GIVEN EXERCISE -
Wherever a line holds the string "mean", copy that line.
* begin *
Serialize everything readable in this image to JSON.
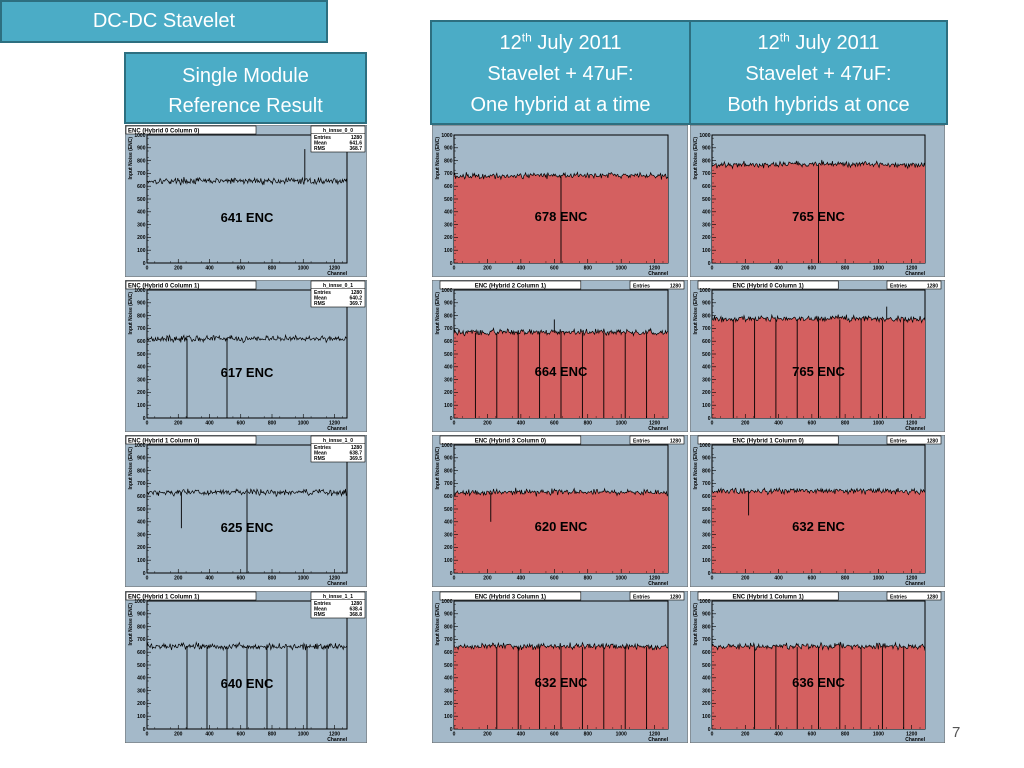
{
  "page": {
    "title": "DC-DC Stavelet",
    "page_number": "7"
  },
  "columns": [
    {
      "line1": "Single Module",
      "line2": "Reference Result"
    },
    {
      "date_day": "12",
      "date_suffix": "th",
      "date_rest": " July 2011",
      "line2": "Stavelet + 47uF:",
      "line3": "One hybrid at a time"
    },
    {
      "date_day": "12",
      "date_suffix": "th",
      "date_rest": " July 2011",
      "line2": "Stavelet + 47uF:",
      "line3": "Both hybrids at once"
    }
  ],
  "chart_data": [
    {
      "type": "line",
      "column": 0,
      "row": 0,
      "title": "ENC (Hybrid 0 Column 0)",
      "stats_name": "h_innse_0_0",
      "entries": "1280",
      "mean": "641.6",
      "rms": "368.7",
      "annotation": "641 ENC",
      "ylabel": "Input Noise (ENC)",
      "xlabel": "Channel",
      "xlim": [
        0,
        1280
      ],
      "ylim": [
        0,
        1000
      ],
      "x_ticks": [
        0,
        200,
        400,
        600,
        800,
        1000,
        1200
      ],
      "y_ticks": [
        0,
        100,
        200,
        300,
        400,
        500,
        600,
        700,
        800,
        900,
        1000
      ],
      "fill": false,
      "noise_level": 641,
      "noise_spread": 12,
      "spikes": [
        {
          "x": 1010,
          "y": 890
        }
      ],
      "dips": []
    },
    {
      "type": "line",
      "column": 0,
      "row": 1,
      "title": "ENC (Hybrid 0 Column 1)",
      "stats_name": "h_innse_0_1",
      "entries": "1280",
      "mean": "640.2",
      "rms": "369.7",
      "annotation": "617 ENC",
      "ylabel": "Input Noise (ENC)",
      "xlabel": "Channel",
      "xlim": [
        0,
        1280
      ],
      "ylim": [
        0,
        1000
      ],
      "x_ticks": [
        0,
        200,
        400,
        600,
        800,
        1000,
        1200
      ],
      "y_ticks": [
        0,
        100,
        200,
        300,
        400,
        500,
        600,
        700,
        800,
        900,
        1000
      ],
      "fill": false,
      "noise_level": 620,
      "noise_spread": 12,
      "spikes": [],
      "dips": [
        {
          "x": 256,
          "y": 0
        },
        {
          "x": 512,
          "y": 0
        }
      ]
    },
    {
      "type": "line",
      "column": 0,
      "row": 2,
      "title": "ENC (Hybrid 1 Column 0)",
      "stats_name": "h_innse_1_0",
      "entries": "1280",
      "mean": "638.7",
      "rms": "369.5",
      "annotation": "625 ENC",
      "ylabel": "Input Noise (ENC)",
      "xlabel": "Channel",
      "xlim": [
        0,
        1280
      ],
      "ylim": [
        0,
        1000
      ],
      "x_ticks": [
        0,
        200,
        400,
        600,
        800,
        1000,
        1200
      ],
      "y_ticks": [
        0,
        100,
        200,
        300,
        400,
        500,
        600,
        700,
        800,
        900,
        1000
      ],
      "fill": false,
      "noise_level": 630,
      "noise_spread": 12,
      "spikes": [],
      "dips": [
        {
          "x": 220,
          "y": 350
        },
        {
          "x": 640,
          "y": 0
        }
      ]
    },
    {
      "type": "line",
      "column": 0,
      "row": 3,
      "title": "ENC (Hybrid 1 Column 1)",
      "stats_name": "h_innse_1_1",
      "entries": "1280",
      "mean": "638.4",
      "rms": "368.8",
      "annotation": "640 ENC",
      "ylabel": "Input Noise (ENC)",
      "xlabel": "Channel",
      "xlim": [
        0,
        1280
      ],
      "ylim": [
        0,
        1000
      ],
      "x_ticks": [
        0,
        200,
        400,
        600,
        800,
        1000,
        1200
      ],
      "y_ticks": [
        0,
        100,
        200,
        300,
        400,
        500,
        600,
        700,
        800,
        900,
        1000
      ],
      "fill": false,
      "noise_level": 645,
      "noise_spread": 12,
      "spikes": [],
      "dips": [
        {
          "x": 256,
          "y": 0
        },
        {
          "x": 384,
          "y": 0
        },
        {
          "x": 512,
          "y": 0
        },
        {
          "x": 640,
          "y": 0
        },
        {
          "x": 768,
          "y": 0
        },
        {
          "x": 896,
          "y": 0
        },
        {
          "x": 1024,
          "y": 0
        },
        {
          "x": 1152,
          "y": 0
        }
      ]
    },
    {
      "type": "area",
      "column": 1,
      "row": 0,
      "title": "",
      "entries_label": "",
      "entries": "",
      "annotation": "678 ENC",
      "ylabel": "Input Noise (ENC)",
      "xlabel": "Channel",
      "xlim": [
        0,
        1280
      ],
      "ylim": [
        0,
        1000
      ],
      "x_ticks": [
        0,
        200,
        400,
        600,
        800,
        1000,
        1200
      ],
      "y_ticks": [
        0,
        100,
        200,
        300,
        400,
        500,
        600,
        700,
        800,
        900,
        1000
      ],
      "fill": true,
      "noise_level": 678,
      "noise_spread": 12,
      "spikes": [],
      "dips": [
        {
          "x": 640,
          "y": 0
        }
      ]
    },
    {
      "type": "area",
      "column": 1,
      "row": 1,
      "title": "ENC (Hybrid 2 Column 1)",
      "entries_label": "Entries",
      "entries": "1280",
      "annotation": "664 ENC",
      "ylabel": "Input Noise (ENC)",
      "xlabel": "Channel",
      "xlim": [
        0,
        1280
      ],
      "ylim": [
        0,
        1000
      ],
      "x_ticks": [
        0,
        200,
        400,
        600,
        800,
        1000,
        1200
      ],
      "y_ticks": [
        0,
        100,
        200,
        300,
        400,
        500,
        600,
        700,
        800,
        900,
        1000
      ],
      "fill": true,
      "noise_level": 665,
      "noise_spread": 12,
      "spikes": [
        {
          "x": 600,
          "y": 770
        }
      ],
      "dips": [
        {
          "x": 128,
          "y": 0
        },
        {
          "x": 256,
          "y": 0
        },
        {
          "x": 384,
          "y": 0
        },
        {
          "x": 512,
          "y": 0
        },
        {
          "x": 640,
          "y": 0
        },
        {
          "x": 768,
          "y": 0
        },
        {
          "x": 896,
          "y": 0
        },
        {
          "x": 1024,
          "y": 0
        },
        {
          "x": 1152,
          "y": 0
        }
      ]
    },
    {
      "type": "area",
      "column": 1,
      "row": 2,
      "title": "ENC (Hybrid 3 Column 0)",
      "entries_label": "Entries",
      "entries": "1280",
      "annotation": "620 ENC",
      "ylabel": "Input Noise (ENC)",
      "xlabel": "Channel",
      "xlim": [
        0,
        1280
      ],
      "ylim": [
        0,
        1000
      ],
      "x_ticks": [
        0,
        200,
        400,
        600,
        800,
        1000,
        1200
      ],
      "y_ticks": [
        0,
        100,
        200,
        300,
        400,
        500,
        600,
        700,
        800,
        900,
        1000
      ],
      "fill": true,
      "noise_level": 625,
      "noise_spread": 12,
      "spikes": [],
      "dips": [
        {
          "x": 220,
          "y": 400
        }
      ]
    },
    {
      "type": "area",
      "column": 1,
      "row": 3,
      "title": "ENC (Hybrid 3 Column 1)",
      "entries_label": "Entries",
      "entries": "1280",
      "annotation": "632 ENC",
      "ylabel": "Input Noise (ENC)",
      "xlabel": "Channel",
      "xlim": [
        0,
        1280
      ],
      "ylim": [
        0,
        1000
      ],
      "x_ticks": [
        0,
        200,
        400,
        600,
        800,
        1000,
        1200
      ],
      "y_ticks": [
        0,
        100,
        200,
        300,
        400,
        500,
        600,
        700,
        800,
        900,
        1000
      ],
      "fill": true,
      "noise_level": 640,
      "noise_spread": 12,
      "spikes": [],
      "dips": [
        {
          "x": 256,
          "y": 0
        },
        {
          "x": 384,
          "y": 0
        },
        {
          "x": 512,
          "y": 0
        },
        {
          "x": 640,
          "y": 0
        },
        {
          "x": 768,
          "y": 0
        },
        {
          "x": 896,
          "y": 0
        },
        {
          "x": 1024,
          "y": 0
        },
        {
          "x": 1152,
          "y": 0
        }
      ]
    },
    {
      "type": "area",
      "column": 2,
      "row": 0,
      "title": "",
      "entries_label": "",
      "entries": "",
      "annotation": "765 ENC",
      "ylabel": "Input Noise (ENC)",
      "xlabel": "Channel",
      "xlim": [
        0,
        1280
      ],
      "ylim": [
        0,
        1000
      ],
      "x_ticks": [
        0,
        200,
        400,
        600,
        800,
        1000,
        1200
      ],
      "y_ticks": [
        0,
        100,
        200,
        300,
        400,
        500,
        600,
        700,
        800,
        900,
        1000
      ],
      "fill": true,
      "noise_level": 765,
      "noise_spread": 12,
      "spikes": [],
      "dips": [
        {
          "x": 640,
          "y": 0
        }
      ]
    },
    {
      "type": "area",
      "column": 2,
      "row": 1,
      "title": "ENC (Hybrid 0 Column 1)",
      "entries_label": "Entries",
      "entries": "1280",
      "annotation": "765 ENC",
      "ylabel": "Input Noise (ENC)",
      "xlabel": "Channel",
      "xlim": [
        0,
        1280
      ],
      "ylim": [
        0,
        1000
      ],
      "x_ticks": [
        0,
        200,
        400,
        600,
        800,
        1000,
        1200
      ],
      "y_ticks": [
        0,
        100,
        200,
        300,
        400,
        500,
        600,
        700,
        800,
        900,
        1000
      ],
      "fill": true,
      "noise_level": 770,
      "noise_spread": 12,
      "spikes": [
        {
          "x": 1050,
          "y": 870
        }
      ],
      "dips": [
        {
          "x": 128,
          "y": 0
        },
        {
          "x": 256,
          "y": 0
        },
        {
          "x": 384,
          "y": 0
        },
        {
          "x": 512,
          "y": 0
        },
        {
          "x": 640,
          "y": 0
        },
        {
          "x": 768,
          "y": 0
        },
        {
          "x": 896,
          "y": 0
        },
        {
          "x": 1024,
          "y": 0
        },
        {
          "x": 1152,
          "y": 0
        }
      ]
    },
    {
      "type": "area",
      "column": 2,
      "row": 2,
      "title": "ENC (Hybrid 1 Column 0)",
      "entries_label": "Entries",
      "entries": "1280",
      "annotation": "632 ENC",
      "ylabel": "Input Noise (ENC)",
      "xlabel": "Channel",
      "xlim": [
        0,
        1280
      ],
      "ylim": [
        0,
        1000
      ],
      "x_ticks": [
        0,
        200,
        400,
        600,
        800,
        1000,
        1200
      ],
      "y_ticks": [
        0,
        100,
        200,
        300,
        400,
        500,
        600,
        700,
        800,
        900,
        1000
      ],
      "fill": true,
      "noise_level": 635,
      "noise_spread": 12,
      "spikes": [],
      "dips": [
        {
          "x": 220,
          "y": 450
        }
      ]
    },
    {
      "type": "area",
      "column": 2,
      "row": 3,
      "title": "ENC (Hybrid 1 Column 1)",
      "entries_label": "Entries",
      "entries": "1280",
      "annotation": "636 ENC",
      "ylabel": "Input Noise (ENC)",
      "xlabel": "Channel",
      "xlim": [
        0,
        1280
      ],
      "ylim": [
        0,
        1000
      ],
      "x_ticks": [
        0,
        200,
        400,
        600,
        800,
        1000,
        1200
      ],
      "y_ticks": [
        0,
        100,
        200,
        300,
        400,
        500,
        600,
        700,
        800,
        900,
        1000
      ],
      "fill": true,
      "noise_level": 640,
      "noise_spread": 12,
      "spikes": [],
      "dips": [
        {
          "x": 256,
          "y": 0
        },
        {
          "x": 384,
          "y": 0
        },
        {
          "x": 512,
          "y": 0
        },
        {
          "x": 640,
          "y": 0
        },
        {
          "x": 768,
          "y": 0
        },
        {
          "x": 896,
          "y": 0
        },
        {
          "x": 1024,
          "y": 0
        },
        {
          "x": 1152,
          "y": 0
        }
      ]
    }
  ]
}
* end *
THE OUTPUT -
      "mean": "641.6",
      "mean": "640.2",
      "mean": "638.7",
      "mean": "638.4",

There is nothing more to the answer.